**Input for this task**

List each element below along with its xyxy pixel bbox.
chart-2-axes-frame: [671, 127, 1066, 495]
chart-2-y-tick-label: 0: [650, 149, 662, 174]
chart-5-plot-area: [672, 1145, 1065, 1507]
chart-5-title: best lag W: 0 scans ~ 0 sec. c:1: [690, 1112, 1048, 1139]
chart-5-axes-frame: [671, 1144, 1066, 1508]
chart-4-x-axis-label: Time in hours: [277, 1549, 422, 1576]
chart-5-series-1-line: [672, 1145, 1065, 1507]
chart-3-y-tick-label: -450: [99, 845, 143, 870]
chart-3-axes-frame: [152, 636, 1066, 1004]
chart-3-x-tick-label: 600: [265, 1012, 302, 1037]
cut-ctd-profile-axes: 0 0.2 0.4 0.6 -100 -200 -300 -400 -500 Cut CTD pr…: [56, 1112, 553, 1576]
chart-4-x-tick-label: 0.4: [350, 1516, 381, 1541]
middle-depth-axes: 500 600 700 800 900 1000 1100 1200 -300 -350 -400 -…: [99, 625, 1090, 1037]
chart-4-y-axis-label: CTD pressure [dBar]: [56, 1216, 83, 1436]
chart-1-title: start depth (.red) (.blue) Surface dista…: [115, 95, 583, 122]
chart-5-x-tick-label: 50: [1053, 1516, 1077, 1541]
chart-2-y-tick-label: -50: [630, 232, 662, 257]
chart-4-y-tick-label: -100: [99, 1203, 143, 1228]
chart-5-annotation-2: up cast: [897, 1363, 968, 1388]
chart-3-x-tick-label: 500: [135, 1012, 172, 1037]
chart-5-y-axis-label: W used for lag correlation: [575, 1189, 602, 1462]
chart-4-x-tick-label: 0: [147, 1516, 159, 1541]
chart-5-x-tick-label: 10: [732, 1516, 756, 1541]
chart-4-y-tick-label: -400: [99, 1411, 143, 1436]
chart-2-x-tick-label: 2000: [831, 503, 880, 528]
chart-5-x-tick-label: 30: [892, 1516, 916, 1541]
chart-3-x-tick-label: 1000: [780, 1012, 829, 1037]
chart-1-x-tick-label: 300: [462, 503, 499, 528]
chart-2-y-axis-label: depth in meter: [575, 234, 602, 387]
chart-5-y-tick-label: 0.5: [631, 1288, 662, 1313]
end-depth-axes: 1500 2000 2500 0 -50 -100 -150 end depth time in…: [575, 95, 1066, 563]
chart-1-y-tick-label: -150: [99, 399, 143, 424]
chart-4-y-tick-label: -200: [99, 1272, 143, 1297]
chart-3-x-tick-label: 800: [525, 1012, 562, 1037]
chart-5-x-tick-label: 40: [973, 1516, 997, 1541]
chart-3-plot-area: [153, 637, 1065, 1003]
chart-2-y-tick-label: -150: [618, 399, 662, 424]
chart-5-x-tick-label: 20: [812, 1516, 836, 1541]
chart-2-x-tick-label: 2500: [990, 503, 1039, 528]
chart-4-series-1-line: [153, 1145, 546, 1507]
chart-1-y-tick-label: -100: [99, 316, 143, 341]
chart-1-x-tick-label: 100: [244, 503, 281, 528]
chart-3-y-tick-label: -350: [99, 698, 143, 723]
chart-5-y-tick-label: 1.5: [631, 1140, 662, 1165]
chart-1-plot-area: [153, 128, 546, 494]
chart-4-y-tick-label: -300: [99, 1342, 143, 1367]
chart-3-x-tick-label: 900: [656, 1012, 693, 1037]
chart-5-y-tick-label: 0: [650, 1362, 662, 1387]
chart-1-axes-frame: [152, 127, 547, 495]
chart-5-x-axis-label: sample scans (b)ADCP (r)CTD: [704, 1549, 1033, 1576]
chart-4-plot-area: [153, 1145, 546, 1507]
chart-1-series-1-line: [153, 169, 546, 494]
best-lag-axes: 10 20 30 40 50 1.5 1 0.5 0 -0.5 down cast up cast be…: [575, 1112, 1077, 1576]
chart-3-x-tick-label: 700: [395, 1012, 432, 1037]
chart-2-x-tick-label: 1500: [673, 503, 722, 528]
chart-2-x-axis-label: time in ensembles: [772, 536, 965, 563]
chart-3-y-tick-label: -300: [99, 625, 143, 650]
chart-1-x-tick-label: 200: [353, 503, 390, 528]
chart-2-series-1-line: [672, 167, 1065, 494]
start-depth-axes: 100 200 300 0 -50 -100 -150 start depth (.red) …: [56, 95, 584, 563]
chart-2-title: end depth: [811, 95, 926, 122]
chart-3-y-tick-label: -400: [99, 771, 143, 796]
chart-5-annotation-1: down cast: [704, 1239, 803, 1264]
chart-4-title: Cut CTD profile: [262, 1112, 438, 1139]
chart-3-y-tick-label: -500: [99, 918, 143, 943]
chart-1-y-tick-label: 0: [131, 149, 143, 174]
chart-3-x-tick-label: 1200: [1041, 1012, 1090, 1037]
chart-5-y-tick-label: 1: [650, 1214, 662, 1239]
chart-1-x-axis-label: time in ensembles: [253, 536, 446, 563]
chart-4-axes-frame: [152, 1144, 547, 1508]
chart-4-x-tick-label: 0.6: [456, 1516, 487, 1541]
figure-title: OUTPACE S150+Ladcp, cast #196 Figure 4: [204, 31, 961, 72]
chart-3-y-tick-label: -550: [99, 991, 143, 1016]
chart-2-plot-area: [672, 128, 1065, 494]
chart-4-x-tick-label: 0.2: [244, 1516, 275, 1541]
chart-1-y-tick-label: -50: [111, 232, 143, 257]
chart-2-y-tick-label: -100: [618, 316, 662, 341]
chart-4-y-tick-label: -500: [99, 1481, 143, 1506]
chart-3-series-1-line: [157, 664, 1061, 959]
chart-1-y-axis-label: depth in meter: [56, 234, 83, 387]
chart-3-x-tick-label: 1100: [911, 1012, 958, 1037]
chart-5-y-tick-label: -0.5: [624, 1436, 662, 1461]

**Exercise prompt**
Copy the entries above verbatim.

**Solution for this exercise**
List each element below along with its xyxy pixel bbox.
chart-2-axes-frame: [671, 127, 1066, 495]
chart-2-y-tick-label: 0: [650, 149, 662, 174]
chart-5-plot-area: [672, 1145, 1065, 1507]
chart-5-title: best lag W: 0 scans ~ 0 sec. c:1: [690, 1112, 1048, 1139]
chart-5-axes-frame: [671, 1144, 1066, 1508]
chart-4-x-axis-label: Time in hours: [277, 1549, 422, 1576]
chart-5-series-1-line: [672, 1145, 1065, 1507]
chart-3-y-tick-label: -450: [99, 845, 143, 870]
chart-3-axes-frame: [152, 636, 1066, 1004]
chart-3-x-tick-label: 600: [265, 1012, 302, 1037]
cut-ctd-profile-axes: 0 0.2 0.4 0.6 -100 -200 -300 -400 -500 Cut CTD pr…: [56, 1112, 553, 1576]
chart-4-x-tick-label: 0.4: [350, 1516, 381, 1541]
middle-depth-axes: 500 600 700 800 900 1000 1100 1200 -300 -350 -400 -…: [99, 625, 1090, 1037]
chart-4-y-axis-label: CTD pressure [dBar]: [56, 1216, 83, 1436]
chart-1-title: start depth (.red) (.blue) Surface dista…: [115, 95, 583, 122]
chart-5-x-tick-label: 50: [1053, 1516, 1077, 1541]
chart-2-y-tick-label: -50: [630, 232, 662, 257]
chart-4-y-tick-label: -100: [99, 1203, 143, 1228]
chart-5-annotation-2: up cast: [897, 1363, 968, 1388]
chart-3-x-tick-label: 500: [135, 1012, 172, 1037]
chart-5-y-axis-label: W used for lag correlation: [575, 1189, 602, 1462]
chart-4-x-tick-label: 0: [147, 1516, 159, 1541]
chart-5-x-tick-label: 10: [732, 1516, 756, 1541]
chart-4-y-tick-label: -400: [99, 1411, 143, 1436]
chart-2-x-tick-label: 2000: [831, 503, 880, 528]
chart-5-x-tick-label: 30: [892, 1516, 916, 1541]
chart-3-x-tick-label: 1000: [780, 1012, 829, 1037]
chart-1-x-tick-label: 300: [462, 503, 499, 528]
chart-2-y-axis-label: depth in meter: [575, 234, 602, 387]
chart-5-y-tick-label: 0.5: [631, 1288, 662, 1313]
end-depth-axes: 1500 2000 2500 0 -50 -100 -150 end depth time in…: [575, 95, 1066, 563]
chart-1-y-tick-label: -150: [99, 399, 143, 424]
chart-4-y-tick-label: -200: [99, 1272, 143, 1297]
chart-3-x-tick-label: 800: [525, 1012, 562, 1037]
chart-5-x-tick-label: 40: [973, 1516, 997, 1541]
chart-3-plot-area: [153, 637, 1065, 1003]
chart-2-y-tick-label: -150: [618, 399, 662, 424]
chart-5-x-tick-label: 20: [812, 1516, 836, 1541]
chart-2-x-tick-label: 2500: [990, 503, 1039, 528]
chart-4-series-1-line: [153, 1145, 546, 1507]
chart-1-y-tick-label: -100: [99, 316, 143, 341]
chart-1-x-tick-label: 100: [244, 503, 281, 528]
chart-3-y-tick-label: -350: [99, 698, 143, 723]
chart-5-y-tick-label: 1.5: [631, 1140, 662, 1165]
chart-1-plot-area: [153, 128, 546, 494]
chart-4-y-tick-label: -300: [99, 1342, 143, 1367]
chart-3-x-tick-label: 900: [656, 1012, 693, 1037]
chart-5-y-tick-label: 0: [650, 1362, 662, 1387]
chart-1-axes-frame: [152, 127, 547, 495]
chart-5-x-axis-label: sample scans (b)ADCP (r)CTD: [704, 1549, 1033, 1576]
chart-4-plot-area: [153, 1145, 546, 1507]
chart-1-series-1-line: [153, 169, 546, 494]
best-lag-axes: 10 20 30 40 50 1.5 1 0.5 0 -0.5 down cast up cast be…: [575, 1112, 1077, 1576]
chart-3-x-tick-label: 700: [395, 1012, 432, 1037]
chart-2-x-tick-label: 1500: [673, 503, 722, 528]
chart-2-x-axis-label: time in ensembles: [772, 536, 965, 563]
chart-3-y-tick-label: -300: [99, 625, 143, 650]
chart-1-x-tick-label: 200: [353, 503, 390, 528]
chart-2-series-1-line: [672, 167, 1065, 494]
start-depth-axes: 100 200 300 0 -50 -100 -150 start depth (.red) …: [56, 95, 584, 563]
chart-2-title: end depth: [811, 95, 926, 122]
chart-3-y-tick-label: -400: [99, 771, 143, 796]
chart-5-annotation-1: down cast: [704, 1239, 803, 1264]
chart-4-title: Cut CTD profile: [262, 1112, 438, 1139]
chart-3-y-tick-label: -500: [99, 918, 143, 943]
chart-1-y-tick-label: 0: [131, 149, 143, 174]
chart-3-x-tick-label: 1200: [1041, 1012, 1090, 1037]
chart-5-y-tick-label: 1: [650, 1214, 662, 1239]
chart-1-x-axis-label: time in ensembles: [253, 536, 446, 563]
chart-4-axes-frame: [152, 1144, 547, 1508]
chart-4-x-tick-label: 0.6: [456, 1516, 487, 1541]
figure-title: OUTPACE S150+Ladcp, cast #196 Figure 4: [204, 31, 961, 72]
chart-3-y-tick-label: -550: [99, 991, 143, 1016]
chart-2-plot-area: [672, 128, 1065, 494]
chart-4-x-tick-label: 0.2: [244, 1516, 275, 1541]
chart-1-y-tick-label: -50: [111, 232, 143, 257]
chart-2-y-tick-label: -100: [618, 316, 662, 341]
chart-4-y-tick-label: -500: [99, 1481, 143, 1506]
chart-3-series-1-line: [157, 664, 1061, 959]
chart-1-y-axis-label: depth in meter: [56, 234, 83, 387]
chart-3-x-tick-label: 1100: [911, 1012, 958, 1037]
chart-5-y-tick-label: -0.5: [624, 1436, 662, 1461]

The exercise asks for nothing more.